Japan’s Financial Services Agency is reportedly taking steps to update the country’s cryptocurrency regulations in a bid to combat the rise of speculative crypto investments in Japan.

The Need for Improved Cryptocurrency Regulations

The Japanese Financial Services Agency (FSA) is looking to improve its regulations on cryptocurrencies in the wake of speculative investments. The country’s regulatory body revised the Payment Services Act in April 2017 in an effort to protect crypto users. The act introduced a registration system for dealers who exchanged digital coins with yen and other fiat currency.

What the Japanese regulatory body didn’t foresee, however, was the increase in speculative investment in cryptocurrencies. This astronomical increase is due to the sharp rises in the value of digital currencies. In addition to this, digital currencies were weaving their way into corporate fundraising. With this new development, the regulatory body has decided to create new regulations that will adequately respond to the situation.

According to an exchange official:

“The rapid growth of investments in cryptocurrencies can be attributed to an expansion of margin trading, in which investors with little capital could earn huge profits, or sustain massive losses, by borrowing money. While foreign exchange margin trading has a 25 times leverage limit, the absence of such a cap on cryptocurrency margin trading makes it possible for investors to experience wild financial swings.”

In April 2018, a panel of experts was set up by the Japanese watchdog agency to address the speculative investment situation. This panel is intended to discuss ways to close the gaps between regulations and actual practice for cryptocurrencies.

Extracted information ::

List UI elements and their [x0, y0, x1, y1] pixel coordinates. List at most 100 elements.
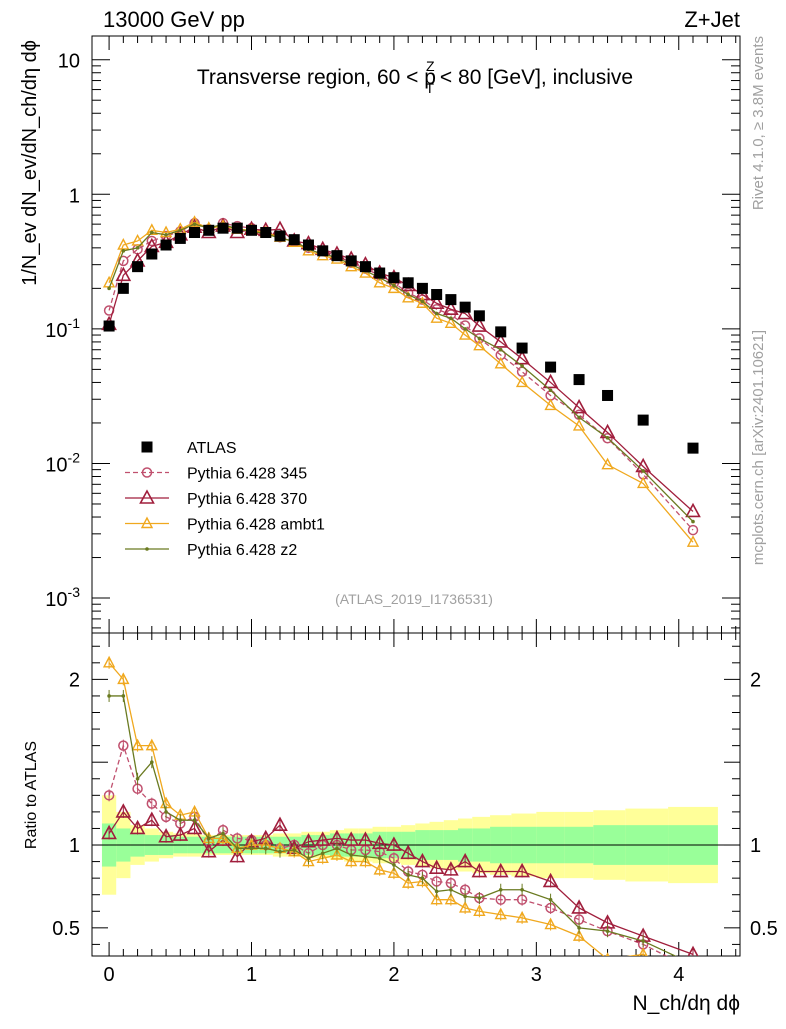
series-point-pythia-6-428-z2	[641, 469, 645, 473]
y-tick-label-base: 10	[45, 589, 67, 611]
x-tick-label: 0	[104, 964, 115, 986]
ratio-frame	[91, 632, 741, 957]
ratio-point-pythia-6-428-z2	[420, 876, 425, 880]
ratio-point-pythia-6-428-z2	[235, 846, 240, 851]
ratio-point-pythia-6-428-z2	[320, 851, 325, 856]
series-point-pythia-6-428-345	[146, 235, 158, 247]
atlas-data-point	[388, 272, 400, 284]
y-tick-label: 10-1	[45, 315, 80, 342]
series-point-pythia-6-428-ambt1	[131, 233, 144, 246]
ratio-point-pythia-6-428-z2	[363, 854, 368, 859]
series-point-pythia-6-428-ambt1	[458, 328, 472, 340]
legend-marker-pythia-6-428-370	[139, 489, 155, 504]
series-point-pythia-6-428-ambt1	[416, 296, 429, 308]
series-line-pythia-6-428-370	[108, 225, 694, 512]
ratio-series-pythia-6-428-370	[101, 803, 699, 956]
series-point-pythia-6-428-z2	[150, 230, 154, 235]
x-axis-label: N_ch/dη dϕ	[633, 992, 741, 1015]
atlas-data-point	[331, 250, 343, 262]
series-point-pythia-6-428-z2	[192, 222, 197, 226]
ratio-point-pythia-6-428-ambt1	[359, 854, 372, 867]
ratio-point-pythia-6-428-z2	[498, 887, 503, 892]
data-points	[103, 222, 699, 454]
ratio-line-pythia-6-428-370	[108, 810, 694, 955]
series-point-pythia-6-428-z2	[107, 286, 111, 291]
series-point-pythia-6-428-ambt1	[188, 215, 201, 227]
ratio-point-pythia-6-428-370	[542, 872, 559, 888]
series-point-pythia-6-428-370	[471, 317, 488, 332]
series-point-pythia-6-428-345	[687, 524, 699, 536]
series-point-pythia-6-428-ambt1	[494, 356, 507, 369]
ratio-point-pythia-6-428-z2	[406, 873, 410, 877]
series-line-pythia-6-428-ambt1	[108, 221, 694, 543]
ratio-point-pythia-6-428-z2	[449, 887, 453, 892]
ratio-series-pythia-6-428-z2	[107, 689, 677, 956]
ratio-point-pythia-6-428-ambt1	[117, 672, 130, 685]
y-tick-label-exp: -1	[68, 315, 81, 331]
ratio-point-pythia-6-428-z2	[206, 836, 211, 841]
ratio-point-pythia-6-428-ambt1	[387, 866, 401, 878]
atlas-data-point	[637, 414, 649, 426]
mcplots-label: mcplots.cern.ch [arXiv:2401.10621]	[750, 330, 767, 565]
ratio-point-pythia-6-428-z2	[178, 818, 183, 822]
series-point-pythia-6-428-ambt1	[373, 275, 386, 288]
ratio-point-pythia-6-428-345	[146, 798, 158, 809]
legend-marker-pythia-6-428-z2	[145, 547, 149, 551]
legend-marker-pythia-6-428-345	[141, 467, 153, 478]
atlas-data-point	[174, 232, 186, 244]
ratio-y-tick-label: 1	[69, 835, 80, 857]
ratio-point-pythia-6-428-370	[386, 836, 402, 851]
series-point-pythia-6-428-ambt1	[544, 398, 557, 411]
ratio-point-pythia-6-428-370	[471, 862, 488, 878]
series-point-pythia-6-428-z2	[520, 364, 524, 368]
axes-frames	[91, 35, 741, 957]
ratio-point-pythia-6-428-ambt1	[430, 892, 443, 905]
x-tick-label: 4	[673, 964, 684, 986]
series-point-pythia-6-428-z2	[577, 415, 581, 420]
atlas-data-point	[203, 224, 215, 236]
analysis-label: (ATLAS_2019_I1736531)	[335, 591, 493, 607]
legend-label-pythia-6-428-z2: Pythia 6.428 z2	[187, 542, 297, 559]
ratio-point-pythia-6-428-370	[200, 842, 217, 858]
ratio-point-pythia-6-428-z2	[641, 939, 645, 943]
series-point-pythia-6-428-ambt1	[572, 418, 586, 431]
ratio-point-pythia-6-428-z2	[121, 694, 126, 698]
series-point-pythia-6-428-370	[542, 373, 559, 389]
ratio-point-pythia-6-428-ambt1	[444, 892, 458, 905]
atlas-data-point	[260, 227, 272, 239]
ratio-point-pythia-6-428-z2	[377, 856, 382, 861]
ratio-y-tick-label-right: 1	[750, 835, 761, 857]
legend-marker-pythia-6-428-ambt1	[140, 516, 154, 529]
series-point-pythia-6-428-ambt1	[473, 338, 486, 351]
atlas-data-point	[402, 277, 414, 289]
chart-title-pre: Transverse region, 60 < p	[197, 66, 436, 89]
ratio-point-pythia-6-428-ambt1	[330, 847, 344, 860]
ratio-point-pythia-6-428-370	[371, 834, 388, 850]
y-axis-label-ratio: Ratio to ATLAS	[23, 741, 40, 849]
atlas-data-point	[445, 294, 457, 306]
ratio-point-pythia-6-428-z2	[434, 889, 439, 894]
chart-title-post: < 80 [GeV], inclusive	[434, 66, 633, 89]
ratio-point-pythia-6-428-370	[428, 859, 445, 875]
atlas-data-point	[160, 239, 172, 251]
series-point-pythia-6-428-ambt1	[402, 290, 415, 303]
ratio-point-pythia-6-428-ambt1	[302, 854, 315, 867]
atlas-data-point	[687, 442, 699, 454]
ratio-point-pythia-6-428-z2	[192, 818, 197, 822]
series-point-pythia-6-428-z2	[135, 246, 140, 250]
atlas-data-point	[359, 261, 371, 273]
x-tick-label: 2	[388, 964, 399, 986]
series-point-pythia-6-428-z2	[164, 233, 168, 237]
atlas-data-point	[217, 222, 229, 234]
atlas-data-point	[117, 282, 129, 294]
series-point-pythia-6-428-ambt1	[601, 457, 614, 470]
ratio-point-pythia-6-428-ambt1	[688, 972, 698, 982]
ratio-point-pythia-6-428-370	[443, 861, 459, 876]
legend: ATLAS Pythia 6.428 345 Pythia 6.428 370 Pyt…	[125, 440, 325, 559]
ratio-point-pythia-6-428-370	[101, 824, 117, 840]
atlas-data-point	[146, 248, 158, 260]
series-layer	[101, 215, 701, 982]
ratio-point-pythia-6-428-345	[103, 790, 115, 801]
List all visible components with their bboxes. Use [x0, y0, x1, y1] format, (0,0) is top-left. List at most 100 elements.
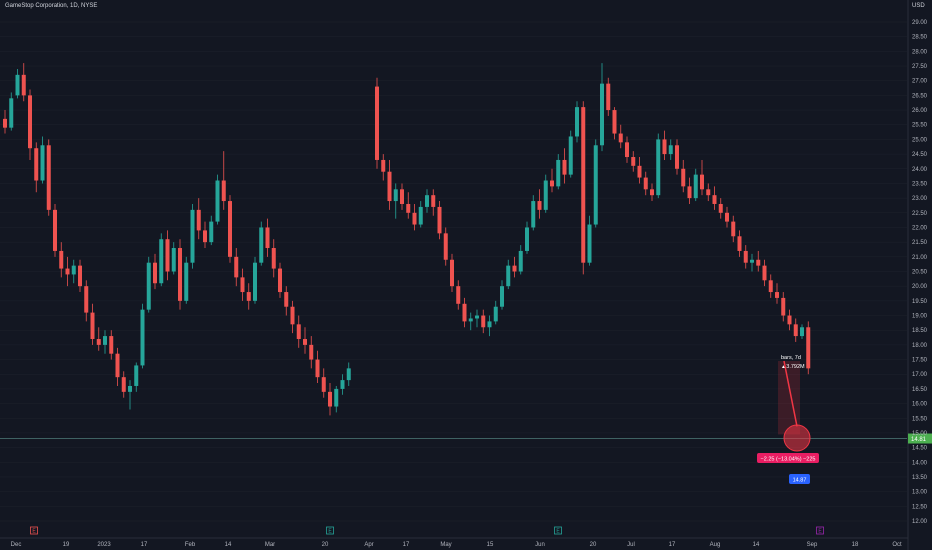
x-tick-label: 18 [852, 542, 859, 548]
y-tick-label: 25.50 [912, 123, 928, 129]
candle-body [437, 206, 442, 234]
price-axis: 29.00 28.50 28.00 27.50 27.00 26.50 26.00 25.50… [912, 20, 928, 525]
candle-body [743, 250, 748, 263]
candle-body [756, 259, 761, 266]
measure-volume-label: ▴ 3.792M [782, 364, 805, 370]
candle-body [587, 224, 592, 263]
candle-body [768, 280, 773, 293]
candle-body [787, 315, 792, 325]
y-tick-label: 27.00 [912, 79, 928, 85]
candle-body [475, 315, 479, 319]
current-price-badge [908, 433, 932, 444]
candle-body [84, 286, 89, 313]
y-tick-label: 28.00 [912, 49, 928, 55]
x-tick-label: Oct [892, 542, 902, 548]
y-tick-label: 25.00 [912, 137, 928, 143]
y-tick-label: 18.50 [912, 328, 928, 334]
candle-body [328, 391, 332, 407]
y-tick-label: 21.00 [912, 255, 928, 261]
candle-body [568, 136, 573, 175]
candle-body [731, 221, 736, 237]
candle-body [340, 380, 345, 389]
x-tick-label: Aug [710, 542, 721, 548]
candle-body [128, 385, 132, 392]
candle-body [700, 174, 704, 190]
candle-body [762, 265, 767, 281]
candle-body [537, 201, 542, 210]
candle-body [246, 292, 251, 301]
candle-body [725, 212, 729, 222]
x-tick-label: Apr [364, 542, 373, 548]
y-tick-label: 18.00 [912, 343, 928, 349]
candle-body [712, 195, 717, 204]
candle-body [271, 248, 276, 269]
x-tick-label: 15 [487, 542, 494, 548]
candle-body [159, 239, 164, 284]
y-tick-label: 17.00 [912, 372, 928, 378]
candle-body [240, 277, 245, 293]
candle-body [800, 327, 804, 337]
candle-body [115, 353, 120, 378]
y-tick-label: 13.50 [912, 475, 928, 481]
y-tick-label: 16.00 [912, 402, 928, 408]
candle-body [190, 209, 195, 263]
candle-body [321, 377, 326, 392]
candle-body [506, 265, 511, 287]
candle-body [109, 336, 114, 354]
candle-body [96, 339, 101, 345]
candle-body [21, 74, 26, 96]
candle-body [178, 248, 182, 301]
candle-body [662, 139, 667, 155]
earnings-marker-label: E [556, 529, 560, 535]
candle-body [450, 259, 454, 287]
currency-label[interactable]: USD [912, 3, 925, 9]
y-tick-label: 19.50 [912, 299, 928, 305]
candle-body [259, 227, 264, 263]
candle-body [481, 315, 486, 328]
candle-body [15, 74, 20, 96]
candle-body [412, 212, 417, 225]
y-tick-label: 20.50 [912, 270, 928, 276]
candle-body [687, 186, 692, 199]
candle-body [309, 344, 314, 360]
candles [3, 63, 811, 416]
x-tick-label: 19 [63, 542, 70, 548]
candle-body [456, 286, 461, 304]
candle-body [375, 86, 379, 160]
earnings-marker-label: E [328, 529, 332, 535]
candle-body [500, 286, 504, 307]
y-tick-label: 20.00 [912, 284, 928, 290]
candle-body [46, 145, 51, 210]
candle-body [737, 236, 742, 251]
y-tick-label: 14.50 [912, 446, 928, 452]
candle-body [650, 189, 654, 196]
candle-body [681, 168, 686, 187]
candle-body [400, 189, 404, 204]
candle-body [525, 227, 529, 251]
candle-body [575, 107, 579, 137]
y-tick-label: 29.00 [912, 20, 928, 26]
candle-body [631, 157, 636, 166]
candle-body [146, 262, 151, 310]
x-tick-label: 2023 [97, 542, 111, 548]
candle-body [165, 239, 170, 272]
candle-body [518, 250, 523, 272]
candle-body [334, 388, 339, 407]
y-tick-label: 28.50 [912, 35, 928, 41]
candle-body [53, 209, 57, 251]
candle-body [550, 180, 554, 187]
current-price-label: 14.81 [911, 437, 927, 443]
y-tick-label: 19.00 [912, 314, 928, 320]
candle-body [468, 318, 473, 322]
candle-body [203, 230, 207, 243]
candle-body [600, 83, 604, 146]
candle-body [184, 262, 189, 301]
time-axis: Dec 19 2023 17 Feb 14 Mar 20 Apr 17 May 15 Jun 20 Jul 1… [11, 542, 902, 548]
x-tick-label: 17 [669, 542, 676, 548]
candle-body [562, 159, 567, 175]
candle-body [531, 201, 536, 228]
candle-body [643, 177, 648, 190]
x-tick-label: 14 [225, 542, 232, 548]
candle-body [418, 206, 423, 225]
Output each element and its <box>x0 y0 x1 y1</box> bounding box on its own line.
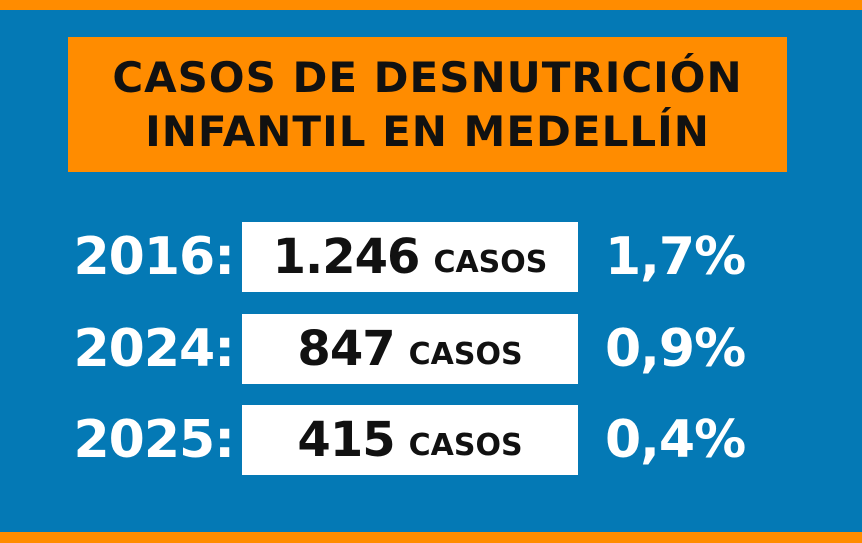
year-label: 2024: <box>73 319 235 379</box>
cases-unit: CASOS <box>408 336 523 372</box>
stat-row-2024: 2024: 847 CASOS 0,9% <box>0 314 862 384</box>
cases-box: 415 CASOS <box>242 405 578 475</box>
cases-count: 847 <box>297 321 395 377</box>
cases-box: 847 CASOS <box>242 314 578 384</box>
percent-value: 0,9% <box>605 319 746 379</box>
headline-line-2: INFANTIL EN MEDELLÍN <box>145 106 710 156</box>
year-label: 2025: <box>73 410 235 470</box>
stat-row-2025: 2025: 415 CASOS 0,4% <box>0 405 862 475</box>
cases-unit: CASOS <box>408 427 523 463</box>
percent-value: 0,4% <box>605 410 746 470</box>
headline-line-1: CASOS DE DESNUTRICIÓN <box>112 52 743 102</box>
cases-unit: CASOS <box>433 244 548 280</box>
cases-box: 1.246 CASOS <box>242 222 578 292</box>
year-label: 2016: <box>73 227 235 287</box>
stat-row-2016: 2016: 1.246 CASOS 1,7% <box>0 222 862 292</box>
top-border <box>0 0 862 10</box>
headline-box: CASOS DE DESNUTRICIÓN INFANTIL EN MEDELL… <box>68 37 787 172</box>
bottom-border <box>0 532 862 543</box>
cases-count: 1.246 <box>272 229 421 285</box>
cases-count: 415 <box>297 412 395 468</box>
percent-value: 1,7% <box>605 227 746 287</box>
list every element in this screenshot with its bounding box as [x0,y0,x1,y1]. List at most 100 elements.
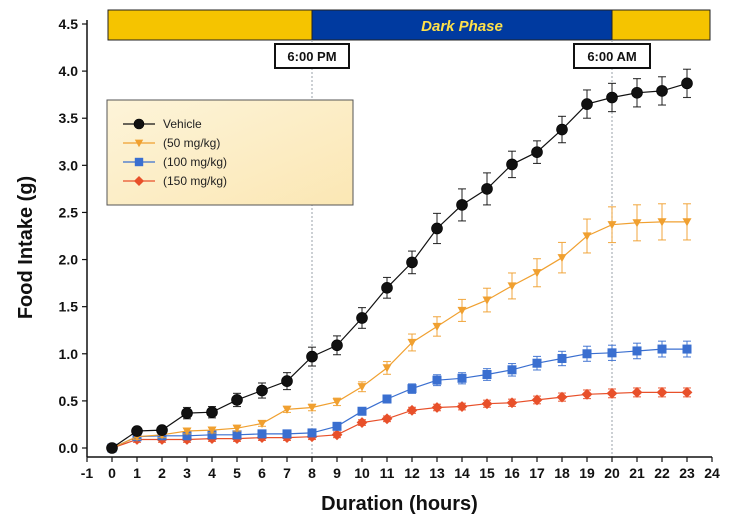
legend-label: (100 mg/kg) [163,155,227,169]
data-point [332,421,342,431]
data-point [381,413,393,425]
x-tick-label: 15 [479,465,495,481]
legend-label: (50 mg/kg) [163,136,220,150]
data-point [232,424,242,433]
x-tick-label: 7 [283,465,291,481]
data-point [407,384,417,394]
data-point [482,296,492,305]
data-point [257,429,267,439]
data-point [331,429,343,441]
data-point [356,312,368,324]
data-point [156,424,168,436]
data-point [631,387,643,398]
data-point [432,375,442,385]
time-marker-6pm: 6:00 PM [274,43,350,69]
x-tick-label: 12 [404,465,420,481]
y-tick-label: 3.5 [59,110,79,126]
data-point [656,85,668,97]
data-point [432,322,442,331]
x-tick-label: 11 [380,465,395,481]
data-point [606,91,618,104]
x-tick-label: 2 [158,465,166,481]
series-0 [106,68,693,454]
data-point [207,426,217,435]
data-point [506,158,518,171]
data-point [207,430,217,440]
x-tick-label: 19 [579,465,595,481]
legend-marker [134,157,144,167]
data-point [581,388,593,400]
data-point [331,339,343,352]
x-tick-label: 3 [183,465,191,481]
data-point [481,398,493,410]
data-point [357,383,367,392]
data-point [456,401,468,412]
time-marker-6am: 6:00 AM [573,43,651,69]
legend-marker [133,175,145,187]
data-point [356,417,368,428]
x-tick-label: 17 [529,465,545,481]
data-point [506,397,518,409]
legend: Vehicle (50 mg/kg) (100 mg/kg) (150 mg/kg) [106,99,354,206]
data-point [656,387,668,398]
time-label-6pm: 6:00 PM [287,49,336,64]
data-point [682,344,692,354]
legend-box [106,99,354,206]
x-tick-label: 21 [629,465,645,481]
y-tick-label: 2.0 [59,252,79,268]
x-tick-label: 16 [504,465,520,481]
dark-phase-bar: Dark Phase [107,9,711,41]
data-point [507,365,517,375]
data-point [181,407,193,419]
x-tick-label: 1 [133,465,141,481]
data-point [606,387,618,399]
x-tick-label: 6 [258,465,266,481]
data-point [481,183,493,195]
x-tick-label: -1 [81,465,94,481]
data-point [532,269,542,278]
y-tick-label: 4.5 [59,16,79,32]
y-tick-label: 2.5 [59,204,79,220]
y-tick-label: 1.0 [59,346,79,362]
data-point [382,364,392,373]
data-point [431,222,443,235]
legend-label: (150 mg/kg) [163,174,227,188]
data-point [682,218,692,227]
data-point [581,98,593,110]
data-point [407,338,417,347]
x-tick-label: 9 [333,465,341,481]
data-point [532,358,542,368]
x-tick-label: 10 [354,465,370,481]
x-tick-label: 13 [429,465,445,481]
data-point [531,146,543,158]
data-point [482,370,492,380]
legend-marker [134,139,144,148]
data-point [582,232,592,241]
x-tick-label: 22 [654,465,670,481]
data-point [182,431,192,441]
data-point [607,348,617,358]
data-point [106,442,118,454]
data-point [507,282,517,291]
x-tick-label: 0 [108,465,116,481]
data-point [457,373,467,383]
data-point [556,123,568,136]
x-axis-title: Duration (hours) [321,493,478,515]
time-label-6am: 6:00 AM [587,49,636,64]
data-point [632,219,642,228]
data-point [456,199,468,211]
dark-phase-label: Dark Phase [421,18,503,35]
data-point [231,394,243,406]
y-axis-title: Food Intake (g) [15,176,37,319]
data-point [607,221,617,230]
y-axis-ticks: 0.0 0.5 1.0 1.5 2.0 2.5 3.0 3.5 4.0 4.5 [59,16,87,456]
data-point [557,254,567,263]
data-point [582,349,592,359]
legend-marker [133,118,145,130]
y-tick-label: 4.0 [59,63,79,79]
series-2 [107,340,692,453]
light-phase-left [107,9,313,41]
data-point [282,429,292,439]
data-point [556,391,568,403]
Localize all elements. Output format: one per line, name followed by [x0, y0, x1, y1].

Exercise tasks ::
A) In the records, take the lines from the line with "x-tick-label: 18 [852, 542, 859, 548]" through the line with "candle-body [768, 280, 773, 293]" and convert them into a Markdown table with the columns Row and Line, skipping any blank lines.
B) Continue the text on Japan's cryptocurrency regulations from where it ends.

Answers to each task ::
A)
| Row | Line |
|---|---|
| 1 | x-tick-label: 18 [852, 542, 859, 548] |
| 2 | y-tick-label: 25.50 [912, 123, 928, 129] |
| 3 | candle-body [437, 206, 442, 234] |
| 4 | price-axis: 29.00 28.50 28.00 27.50 27.00 26.50 26.00 25.50… [912, 20, 928, 525] |
| 5 | candle-body [743, 250, 748, 263] |
| 6 | candle-body [756, 259, 761, 266] |
| 7 | measure-volume-label: ▴ 3.792M [782, 364, 805, 370] |
| 8 | candle-body [587, 224, 592, 263] |
| 9 | candle-body [768, 280, 773, 293] |

B)
The panel’s recommended regulatory actions have not yet been made public.

FSA and the Japanese Cryptocurrency Market

In January 2018, Japanese cryptocurrency exchange platform, Coincheck, lost $543 million worth of cryptocurrency to hackers. In the aftermath of the Coincheck hack, the FSA has enacted strict know your customer (KYC), anti-money laundering (AML), and several other security protocols. The FSA has also instructed these exchanges to cease offering anonymous trading accounts.

The FSA put in force the original Payment Services Act in 2010, by focusing its regulatory regime on electronic settlements. The Payment Services Act deals with integrated circuit cards provided by transport service operators. The legal revision in 2017 was aimed at preparing for the steep increase in online payments through virtual currencies. This was in response to the concerns that regulations governing financial sectors like banks and brokerage houses, may be irrelevant.

Commenting on the matter, a senior FSA official said:

“The agency devised the minimum necessary legal framework in order to prevent a situation in which there is no law governing (cryptocurrencies) when they come into wide use.”